──────── Input material

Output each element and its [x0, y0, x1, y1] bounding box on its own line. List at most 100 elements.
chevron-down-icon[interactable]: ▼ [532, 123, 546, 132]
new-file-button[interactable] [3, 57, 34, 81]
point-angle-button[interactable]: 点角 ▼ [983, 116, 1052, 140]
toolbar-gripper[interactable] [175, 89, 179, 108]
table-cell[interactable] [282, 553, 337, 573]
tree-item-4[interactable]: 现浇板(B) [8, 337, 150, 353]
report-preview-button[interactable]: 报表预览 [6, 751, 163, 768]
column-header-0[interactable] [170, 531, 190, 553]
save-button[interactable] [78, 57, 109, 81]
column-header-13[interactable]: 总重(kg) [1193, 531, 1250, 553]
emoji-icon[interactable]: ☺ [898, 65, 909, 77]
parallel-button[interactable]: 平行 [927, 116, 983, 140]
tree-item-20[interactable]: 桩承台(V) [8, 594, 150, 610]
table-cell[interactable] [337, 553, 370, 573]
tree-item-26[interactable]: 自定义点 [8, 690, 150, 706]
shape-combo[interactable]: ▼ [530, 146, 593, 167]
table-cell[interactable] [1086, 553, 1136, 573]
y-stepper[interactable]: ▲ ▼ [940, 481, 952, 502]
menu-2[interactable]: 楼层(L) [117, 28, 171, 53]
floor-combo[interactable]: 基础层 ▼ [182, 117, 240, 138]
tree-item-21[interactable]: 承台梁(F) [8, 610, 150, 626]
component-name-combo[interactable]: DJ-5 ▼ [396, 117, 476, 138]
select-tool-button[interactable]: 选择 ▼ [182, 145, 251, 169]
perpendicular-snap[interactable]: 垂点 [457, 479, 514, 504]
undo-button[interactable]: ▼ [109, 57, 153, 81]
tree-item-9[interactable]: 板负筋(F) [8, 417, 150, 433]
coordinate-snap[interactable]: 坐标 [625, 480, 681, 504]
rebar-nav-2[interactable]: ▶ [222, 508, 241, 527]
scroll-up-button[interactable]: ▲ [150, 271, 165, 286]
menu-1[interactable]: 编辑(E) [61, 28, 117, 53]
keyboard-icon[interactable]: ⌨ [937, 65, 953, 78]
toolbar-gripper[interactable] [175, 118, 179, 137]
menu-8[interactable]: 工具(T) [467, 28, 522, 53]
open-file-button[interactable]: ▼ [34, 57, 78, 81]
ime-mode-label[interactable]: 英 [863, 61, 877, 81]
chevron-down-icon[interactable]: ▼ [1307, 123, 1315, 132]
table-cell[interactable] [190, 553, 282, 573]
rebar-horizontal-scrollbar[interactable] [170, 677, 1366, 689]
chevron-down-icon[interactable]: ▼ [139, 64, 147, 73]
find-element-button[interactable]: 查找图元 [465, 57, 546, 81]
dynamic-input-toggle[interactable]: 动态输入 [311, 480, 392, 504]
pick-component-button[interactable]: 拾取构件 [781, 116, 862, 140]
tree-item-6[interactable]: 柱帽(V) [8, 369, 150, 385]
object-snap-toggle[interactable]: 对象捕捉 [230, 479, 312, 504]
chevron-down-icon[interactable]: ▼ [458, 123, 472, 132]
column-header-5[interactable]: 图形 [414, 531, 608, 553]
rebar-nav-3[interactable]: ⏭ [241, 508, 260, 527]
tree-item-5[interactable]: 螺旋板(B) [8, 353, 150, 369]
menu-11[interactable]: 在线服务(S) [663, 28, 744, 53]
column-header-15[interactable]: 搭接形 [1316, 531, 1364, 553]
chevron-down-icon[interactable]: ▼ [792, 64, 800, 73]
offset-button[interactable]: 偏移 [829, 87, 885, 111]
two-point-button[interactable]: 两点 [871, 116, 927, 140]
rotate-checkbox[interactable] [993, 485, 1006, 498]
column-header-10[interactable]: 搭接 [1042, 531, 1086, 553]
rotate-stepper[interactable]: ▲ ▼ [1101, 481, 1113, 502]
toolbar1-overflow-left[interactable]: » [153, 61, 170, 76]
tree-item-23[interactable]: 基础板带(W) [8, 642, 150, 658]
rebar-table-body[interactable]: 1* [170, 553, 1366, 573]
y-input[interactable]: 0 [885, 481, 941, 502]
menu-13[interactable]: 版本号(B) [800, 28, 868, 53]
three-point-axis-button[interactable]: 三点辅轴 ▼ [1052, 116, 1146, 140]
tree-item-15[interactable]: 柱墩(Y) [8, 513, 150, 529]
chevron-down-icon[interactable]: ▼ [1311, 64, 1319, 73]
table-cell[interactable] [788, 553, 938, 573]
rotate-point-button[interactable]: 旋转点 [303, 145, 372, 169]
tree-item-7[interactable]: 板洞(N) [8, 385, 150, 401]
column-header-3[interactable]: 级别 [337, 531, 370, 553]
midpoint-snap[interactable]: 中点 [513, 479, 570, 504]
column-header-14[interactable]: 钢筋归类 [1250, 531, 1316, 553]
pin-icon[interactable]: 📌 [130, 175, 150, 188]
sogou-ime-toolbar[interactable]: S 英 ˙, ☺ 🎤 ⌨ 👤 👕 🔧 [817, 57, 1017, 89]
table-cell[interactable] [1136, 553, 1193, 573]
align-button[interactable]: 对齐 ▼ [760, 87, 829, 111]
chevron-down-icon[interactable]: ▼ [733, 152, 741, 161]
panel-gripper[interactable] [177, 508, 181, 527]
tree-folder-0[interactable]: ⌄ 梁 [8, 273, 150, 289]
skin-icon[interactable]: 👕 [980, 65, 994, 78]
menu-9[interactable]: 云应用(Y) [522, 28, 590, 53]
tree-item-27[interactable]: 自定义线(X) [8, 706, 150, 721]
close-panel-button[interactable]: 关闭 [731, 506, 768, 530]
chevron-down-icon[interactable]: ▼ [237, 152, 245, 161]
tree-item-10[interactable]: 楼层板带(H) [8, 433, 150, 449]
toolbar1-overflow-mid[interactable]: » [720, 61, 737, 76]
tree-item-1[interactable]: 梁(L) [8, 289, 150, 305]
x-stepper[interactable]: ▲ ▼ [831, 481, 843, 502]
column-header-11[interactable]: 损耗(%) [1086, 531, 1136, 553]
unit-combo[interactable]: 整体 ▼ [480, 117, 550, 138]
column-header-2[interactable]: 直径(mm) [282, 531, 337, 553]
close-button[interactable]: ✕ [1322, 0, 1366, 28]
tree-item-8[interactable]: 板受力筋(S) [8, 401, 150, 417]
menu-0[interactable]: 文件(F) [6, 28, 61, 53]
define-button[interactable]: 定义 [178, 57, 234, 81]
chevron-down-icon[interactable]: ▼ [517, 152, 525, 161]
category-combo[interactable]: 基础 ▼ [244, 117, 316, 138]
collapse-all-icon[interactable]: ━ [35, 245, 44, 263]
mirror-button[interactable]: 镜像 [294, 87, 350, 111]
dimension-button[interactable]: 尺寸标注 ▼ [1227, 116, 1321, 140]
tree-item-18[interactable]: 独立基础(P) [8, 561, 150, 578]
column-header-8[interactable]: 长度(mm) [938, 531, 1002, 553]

────────────────

What the task requires: Print every line of the listing above word for word.

Solution to the exercise:
Output each element and its [x0, y0, x1, y1] bounding box on its own line. List at most 100 elements.
chevron-down-icon[interactable]: ▼ [532, 123, 546, 132]
new-file-button[interactable] [3, 57, 34, 81]
point-angle-button[interactable]: 点角 ▼ [983, 116, 1052, 140]
toolbar-gripper[interactable] [175, 89, 179, 108]
table-cell[interactable] [282, 553, 337, 573]
tree-item-4[interactable]: 现浇板(B) [8, 337, 150, 353]
report-preview-button[interactable]: 报表预览 [6, 751, 163, 768]
column-header-0[interactable] [170, 531, 190, 553]
save-button[interactable] [78, 57, 109, 81]
column-header-13[interactable]: 总重(kg) [1193, 531, 1250, 553]
emoji-icon[interactable]: ☺ [898, 65, 909, 77]
parallel-button[interactable]: 平行 [927, 116, 983, 140]
tree-item-20[interactable]: 桩承台(V) [8, 594, 150, 610]
table-cell[interactable] [337, 553, 370, 573]
tree-item-26[interactable]: 自定义点 [8, 690, 150, 706]
shape-combo[interactable]: ▼ [530, 146, 593, 167]
table-cell[interactable] [1086, 553, 1136, 573]
y-stepper[interactable]: ▲ ▼ [940, 481, 952, 502]
menu-2[interactable]: 楼层(L) [117, 28, 171, 53]
floor-combo[interactable]: 基础层 ▼ [182, 117, 240, 138]
tree-item-21[interactable]: 承台梁(F) [8, 610, 150, 626]
component-name-combo[interactable]: DJ-5 ▼ [396, 117, 476, 138]
select-tool-button[interactable]: 选择 ▼ [182, 145, 251, 169]
perpendicular-snap[interactable]: 垂点 [457, 479, 514, 504]
undo-button[interactable]: ▼ [109, 57, 153, 81]
tree-item-9[interactable]: 板负筋(F) [8, 417, 150, 433]
coordinate-snap[interactable]: 坐标 [625, 480, 681, 504]
rebar-nav-2[interactable]: ▶ [222, 508, 241, 527]
scroll-up-button[interactable]: ▲ [150, 271, 165, 286]
menu-1[interactable]: 编辑(E) [61, 28, 117, 53]
keyboard-icon[interactable]: ⌨ [937, 65, 953, 78]
toolbar-gripper[interactable] [175, 118, 179, 137]
menu-8[interactable]: 工具(T) [467, 28, 522, 53]
open-file-button[interactable]: ▼ [34, 57, 78, 81]
ime-mode-label[interactable]: 英 [863, 61, 877, 81]
chevron-down-icon[interactable]: ▼ [1307, 123, 1315, 132]
table-cell[interactable] [190, 553, 282, 573]
rebar-horizontal-scrollbar[interactable] [170, 677, 1366, 689]
chevron-down-icon[interactable]: ▼ [139, 64, 147, 73]
find-element-button[interactable]: 查找图元 [465, 57, 546, 81]
dynamic-input-toggle[interactable]: 动态输入 [311, 480, 392, 504]
pick-component-button[interactable]: 拾取构件 [781, 116, 862, 140]
tree-item-6[interactable]: 柱帽(V) [8, 369, 150, 385]
object-snap-toggle[interactable]: 对象捕捉 [230, 479, 312, 504]
chevron-down-icon[interactable]: ▼ [458, 123, 472, 132]
column-header-5[interactable]: 图形 [414, 531, 608, 553]
rebar-nav-3[interactable]: ⏭ [241, 508, 260, 527]
tree-item-5[interactable]: 螺旋板(B) [8, 353, 150, 369]
menu-11[interactable]: 在线服务(S) [663, 28, 744, 53]
column-header-15[interactable]: 搭接形 [1316, 531, 1364, 553]
chevron-down-icon[interactable]: ▼ [792, 64, 800, 73]
offset-button[interactable]: 偏移 [829, 87, 885, 111]
two-point-button[interactable]: 两点 [871, 116, 927, 140]
rotate-checkbox[interactable] [993, 485, 1006, 498]
column-header-10[interactable]: 搭接 [1042, 531, 1086, 553]
rotate-stepper[interactable]: ▲ ▼ [1101, 481, 1113, 502]
toolbar1-overflow-left[interactable]: » [153, 61, 170, 76]
tree-item-23[interactable]: 基础板带(W) [8, 642, 150, 658]
rebar-table-body[interactable]: 1* [170, 553, 1366, 573]
y-input[interactable]: 0 [885, 481, 941, 502]
menu-13[interactable]: 版本号(B) [800, 28, 868, 53]
three-point-axis-button[interactable]: 三点辅轴 ▼ [1052, 116, 1146, 140]
tree-item-15[interactable]: 柱墩(Y) [8, 513, 150, 529]
chevron-down-icon[interactable]: ▼ [1311, 64, 1319, 73]
table-cell[interactable] [788, 553, 938, 573]
rotate-point-button[interactable]: 旋转点 [303, 145, 372, 169]
tree-item-7[interactable]: 板洞(N) [8, 385, 150, 401]
column-header-3[interactable]: 级别 [337, 531, 370, 553]
midpoint-snap[interactable]: 中点 [513, 479, 570, 504]
column-header-14[interactable]: 钢筋归类 [1250, 531, 1316, 553]
pin-icon[interactable]: 📌 [130, 175, 150, 188]
sogou-ime-toolbar[interactable]: S 英 ˙, ☺ 🎤 ⌨ 👤 👕 🔧 [817, 57, 1017, 89]
table-cell[interactable] [1136, 553, 1193, 573]
align-button[interactable]: 对齐 ▼ [760, 87, 829, 111]
chevron-down-icon[interactable]: ▼ [733, 152, 741, 161]
panel-gripper[interactable] [177, 508, 181, 527]
tree-folder-0[interactable]: ⌄ 梁 [8, 273, 150, 289]
skin-icon[interactable]: 👕 [980, 65, 994, 78]
menu-9[interactable]: 云应用(Y) [522, 28, 590, 53]
tree-item-27[interactable]: 自定义线(X) [8, 706, 150, 721]
close-panel-button[interactable]: 关闭 [731, 506, 768, 530]
chevron-down-icon[interactable]: ▼ [237, 152, 245, 161]
tree-item-10[interactable]: 楼层板带(H) [8, 433, 150, 449]
toolbar1-overflow-mid[interactable]: » [720, 61, 737, 76]
tree-item-1[interactable]: 梁(L) [8, 289, 150, 305]
x-stepper[interactable]: ▲ ▼ [831, 481, 843, 502]
column-header-11[interactable]: 损耗(%) [1086, 531, 1136, 553]
unit-combo[interactable]: 整体 ▼ [480, 117, 550, 138]
column-header-2[interactable]: 直径(mm) [282, 531, 337, 553]
close-button[interactable]: ✕ [1322, 0, 1366, 28]
tree-item-8[interactable]: 板受力筋(S) [8, 401, 150, 417]
menu-0[interactable]: 文件(F) [6, 28, 61, 53]
define-button[interactable]: 定义 [178, 57, 234, 81]
chevron-down-icon[interactable]: ▼ [517, 152, 525, 161]
category-combo[interactable]: 基础 ▼ [244, 117, 316, 138]
collapse-all-icon[interactable]: ━ [35, 245, 44, 263]
mirror-button[interactable]: 镜像 [294, 87, 350, 111]
dimension-button[interactable]: 尺寸标注 ▼ [1227, 116, 1321, 140]
tree-item-18[interactable]: 独立基础(P) [8, 561, 150, 578]
column-header-8[interactable]: 长度(mm) [938, 531, 1002, 553]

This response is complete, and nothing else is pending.